Extract the complete data exactly as given.

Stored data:
* * * * * * * * *

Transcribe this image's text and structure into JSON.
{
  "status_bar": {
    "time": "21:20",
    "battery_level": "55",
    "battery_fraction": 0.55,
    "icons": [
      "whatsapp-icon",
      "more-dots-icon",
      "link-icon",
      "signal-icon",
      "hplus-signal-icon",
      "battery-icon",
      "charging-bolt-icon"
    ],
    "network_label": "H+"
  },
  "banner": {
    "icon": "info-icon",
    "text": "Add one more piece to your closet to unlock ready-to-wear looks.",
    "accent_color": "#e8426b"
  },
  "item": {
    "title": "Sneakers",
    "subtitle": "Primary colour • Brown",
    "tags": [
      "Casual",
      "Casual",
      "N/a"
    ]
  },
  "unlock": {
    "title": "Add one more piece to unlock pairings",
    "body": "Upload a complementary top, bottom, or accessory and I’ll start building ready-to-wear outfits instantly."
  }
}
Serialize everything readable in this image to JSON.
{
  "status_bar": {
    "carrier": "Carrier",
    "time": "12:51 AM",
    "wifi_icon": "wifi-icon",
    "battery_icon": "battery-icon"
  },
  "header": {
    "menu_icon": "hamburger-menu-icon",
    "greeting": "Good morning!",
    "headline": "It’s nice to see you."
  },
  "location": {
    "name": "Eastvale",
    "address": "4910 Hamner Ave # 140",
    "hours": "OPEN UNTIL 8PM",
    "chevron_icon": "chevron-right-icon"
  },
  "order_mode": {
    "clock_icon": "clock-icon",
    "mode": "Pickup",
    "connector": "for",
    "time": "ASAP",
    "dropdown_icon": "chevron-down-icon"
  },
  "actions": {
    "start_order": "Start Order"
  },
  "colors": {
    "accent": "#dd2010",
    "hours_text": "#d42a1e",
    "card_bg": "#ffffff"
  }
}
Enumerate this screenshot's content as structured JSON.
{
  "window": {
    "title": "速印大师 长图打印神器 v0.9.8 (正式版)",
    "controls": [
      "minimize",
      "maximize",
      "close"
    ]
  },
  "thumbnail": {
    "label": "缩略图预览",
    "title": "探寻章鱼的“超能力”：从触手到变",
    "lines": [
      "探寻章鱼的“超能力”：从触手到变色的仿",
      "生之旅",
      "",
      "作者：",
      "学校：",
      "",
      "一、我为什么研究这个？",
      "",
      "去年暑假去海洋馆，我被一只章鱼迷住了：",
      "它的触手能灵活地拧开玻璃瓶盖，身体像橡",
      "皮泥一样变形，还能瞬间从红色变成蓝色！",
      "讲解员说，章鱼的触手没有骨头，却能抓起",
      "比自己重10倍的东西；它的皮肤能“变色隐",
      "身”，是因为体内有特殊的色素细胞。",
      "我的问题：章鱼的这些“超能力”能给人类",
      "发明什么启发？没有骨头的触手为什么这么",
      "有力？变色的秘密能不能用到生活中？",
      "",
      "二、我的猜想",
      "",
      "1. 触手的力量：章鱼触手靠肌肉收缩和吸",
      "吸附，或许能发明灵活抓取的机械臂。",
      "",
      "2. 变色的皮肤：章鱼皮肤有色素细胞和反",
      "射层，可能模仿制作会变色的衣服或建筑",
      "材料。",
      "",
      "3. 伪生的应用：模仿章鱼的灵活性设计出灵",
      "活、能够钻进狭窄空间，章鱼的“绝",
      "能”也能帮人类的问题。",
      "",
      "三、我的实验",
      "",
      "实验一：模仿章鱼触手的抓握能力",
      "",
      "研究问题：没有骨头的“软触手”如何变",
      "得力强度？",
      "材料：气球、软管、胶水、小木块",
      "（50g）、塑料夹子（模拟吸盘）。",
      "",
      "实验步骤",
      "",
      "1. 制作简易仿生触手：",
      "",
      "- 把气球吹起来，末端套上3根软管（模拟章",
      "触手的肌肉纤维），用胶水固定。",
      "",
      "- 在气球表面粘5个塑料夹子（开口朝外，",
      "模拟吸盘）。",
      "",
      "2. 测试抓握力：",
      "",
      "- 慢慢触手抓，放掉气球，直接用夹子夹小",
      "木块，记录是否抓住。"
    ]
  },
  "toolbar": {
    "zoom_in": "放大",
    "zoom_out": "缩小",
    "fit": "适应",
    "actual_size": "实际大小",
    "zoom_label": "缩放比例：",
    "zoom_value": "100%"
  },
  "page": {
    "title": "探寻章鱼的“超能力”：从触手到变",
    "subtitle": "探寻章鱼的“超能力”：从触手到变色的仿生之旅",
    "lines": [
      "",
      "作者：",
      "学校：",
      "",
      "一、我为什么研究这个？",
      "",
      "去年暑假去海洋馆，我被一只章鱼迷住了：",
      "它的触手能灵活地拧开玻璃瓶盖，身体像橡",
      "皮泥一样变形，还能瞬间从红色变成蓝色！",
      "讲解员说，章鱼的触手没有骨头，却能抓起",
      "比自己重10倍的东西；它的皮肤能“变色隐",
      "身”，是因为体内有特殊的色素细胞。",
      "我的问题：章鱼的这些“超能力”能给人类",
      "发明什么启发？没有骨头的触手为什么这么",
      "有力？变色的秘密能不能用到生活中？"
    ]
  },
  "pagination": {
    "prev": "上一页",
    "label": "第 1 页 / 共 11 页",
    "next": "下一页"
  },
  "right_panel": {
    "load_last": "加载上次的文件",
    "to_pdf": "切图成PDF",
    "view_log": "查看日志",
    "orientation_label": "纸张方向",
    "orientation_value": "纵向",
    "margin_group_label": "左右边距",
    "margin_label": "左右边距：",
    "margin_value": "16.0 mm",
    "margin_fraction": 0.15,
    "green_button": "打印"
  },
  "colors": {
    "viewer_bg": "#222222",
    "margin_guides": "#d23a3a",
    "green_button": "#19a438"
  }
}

* * * * * * * * *

» Completed exercise:
Transcribe this image's text and structure into JSON.
{
  "status_bar": {
    "time": "21:20",
    "battery_level": "55",
    "battery_fraction": 0.55,
    "icons": [
      "whatsapp-icon",
      "more-dots-icon",
      "link-icon",
      "signal-icon",
      "hplus-signal-icon",
      "battery-icon",
      "charging-bolt-icon"
    ],
    "network_label": "H+"
  },
  "banner": {
    "icon": "info-icon",
    "text": "Add one more piece to your closet to unlock ready-to-wear looks.",
    "accent_color": "#e8426b"
  },
  "item": {
    "title": "Sneakers",
    "subtitle": "Primary colour • Brown",
    "tags": [
      "Casual",
      "Casual",
      "N/a"
    ]
  },
  "unlock": {
    "title": "Add one more piece to unlock pairings",
    "body": "Upload a complementary top, bottom, or accessory and I’ll start building ready-to-wear outfits instantly."
  }
}
Serialize everything readable in this image to JSON.
{
  "status_bar": {
    "carrier": "Carrier",
    "time": "12:51 AM",
    "wifi_icon": "wifi-icon",
    "battery_icon": "battery-icon"
  },
  "header": {
    "menu_icon": "hamburger-menu-icon",
    "greeting": "Good morning!",
    "headline": "It’s nice to see you."
  },
  "location": {
    "name": "Eastvale",
    "address": "4910 Hamner Ave # 140",
    "hours": "OPEN UNTIL 8PM",
    "chevron_icon": "chevron-right-icon"
  },
  "order_mode": {
    "clock_icon": "clock-icon",
    "mode": "Pickup",
    "connector": "for",
    "time": "ASAP",
    "dropdown_icon": "chevron-down-icon"
  },
  "actions": {
    "start_order": "Start Order"
  },
  "colors": {
    "accent": "#dd2010",
    "hours_text": "#d42a1e",
    "card_bg": "#ffffff"
  }
}
Enumerate this screenshot's content as structured JSON.
{
  "window": {
    "title": "速印大师 长图打印神器 v0.9.8 (正式版)",
    "controls": [
      "minimize",
      "maximize",
      "close"
    ]
  },
  "thumbnail": {
    "label": "缩略图预览",
    "title": "探寻章鱼的“超能力”：从触手到变",
    "lines": [
      "探寻章鱼的“超能力”：从触手到变色的仿",
      "生之旅",
      "",
      "作者：",
      "学校：",
      "",
      "一、我为什么研究这个？",
      "",
      "去年暑假去海洋馆，我被一只章鱼迷住了：",
      "它的触手能灵活地拧开玻璃瓶盖，身体像橡",
      "皮泥一样变形，还能瞬间从红色变成蓝色！",
      "讲解员说，章鱼的触手没有骨头，却能抓起",
      "比自己重10倍的东西；它的皮肤能“变色隐",
      "身”，是因为体内有特殊的色素细胞。",
      "我的问题：章鱼的这些“超能力”能给人类",
      "发明什么启发？没有骨头的触手为什么这么",
      "有力？变色的秘密能不能用到生活中？",
      "",
      "二、我的猜想",
      "",
      "1. 触手的力量：章鱼触手靠肌肉收缩和吸",
      "吸附，或许能发明灵活抓取的机械臂。",
      "",
      "2. 变色的皮肤：章鱼皮肤有色素细胞和反",
      "射层，可能模仿制作会变色的衣服或建筑",
      "材料。",
      "",
      "3. 伪生的应用：模仿章鱼的灵活性设计出灵",
      "活、能够钻进狭窄空间，章鱼的“绝",
      "能”也能帮人类的问题。",
      "",
      "三、我的实验",
      "",
      "实验一：模仿章鱼触手的抓握能力",
      "",
      "研究问题：没有骨头的“软触手”如何变",
      "得力强度？",
      "材料：气球、软管、胶水、小木块",
      "（50g）、塑料夹子（模拟吸盘）。",
      "",
      "实验步骤",
      "",
      "1. 制作简易仿生触手：",
      "",
      "- 把气球吹起来，末端套上3根软管（模拟章",
      "触手的肌肉纤维），用胶水固定。",
      "",
      "- 在气球表面粘5个塑料夹子（开口朝外，",
      "模拟吸盘）。",
      "",
      "2. 测试抓握力：",
      "",
      "- 慢慢触手抓，放掉气球，直接用夹子夹小",
      "木块，记录是否抓住。"
    ]
  },
  "toolbar": {
    "zoom_in": "放大",
    "zoom_out": "缩小",
    "fit": "适应",
    "actual_size": "实际大小",
    "zoom_label": "缩放比例：",
    "zoom_value": "100%"
  },
  "page": {
    "title": "探寻章鱼的“超能力”：从触手到变",
    "subtitle": "探寻章鱼的“超能力”：从触手到变色的仿生之旅",
    "lines": [
      "",
      "作者：",
      "学校：",
      "",
      "一、我为什么研究这个？",
      "",
      "去年暑假去海洋馆，我被一只章鱼迷住了：",
      "它的触手能灵活地拧开玻璃瓶盖，身体像橡",
      "皮泥一样变形，还能瞬间从红色变成蓝色！",
      "讲解员说，章鱼的触手没有骨头，却能抓起",
      "比自己重10倍的东西；它的皮肤能“变色隐",
      "身”，是因为体内有特殊的色素细胞。",
      "我的问题：章鱼的这些“超能力”能给人类",
      "发明什么启发？没有骨头的触手为什么这么",
      "有力？变色的秘密能不能用到生活中？"
    ]
  },
  "pagination": {
    "prev": "上一页",
    "label": "第 1 页 / 共 11 页",
    "next": "下一页"
  },
  "right_panel": {
    "load_last": "加载上次的文件",
    "to_pdf": "切图成PDF",
    "view_log": "查看日志",
    "orientation_label": "纸张方向",
    "orientation_value": "纵向",
    "margin_group_label": "左右边距",
    "margin_label": "左右边距：",
    "margin_value": "16.0 mm",
    "margin_fraction": 0.15,
    "green_button": "打印"
  },
  "colors": {
    "viewer_bg": "#222222",
    "margin_guides": "#d23a3a",
    "green_button": "#19a438"
  }
}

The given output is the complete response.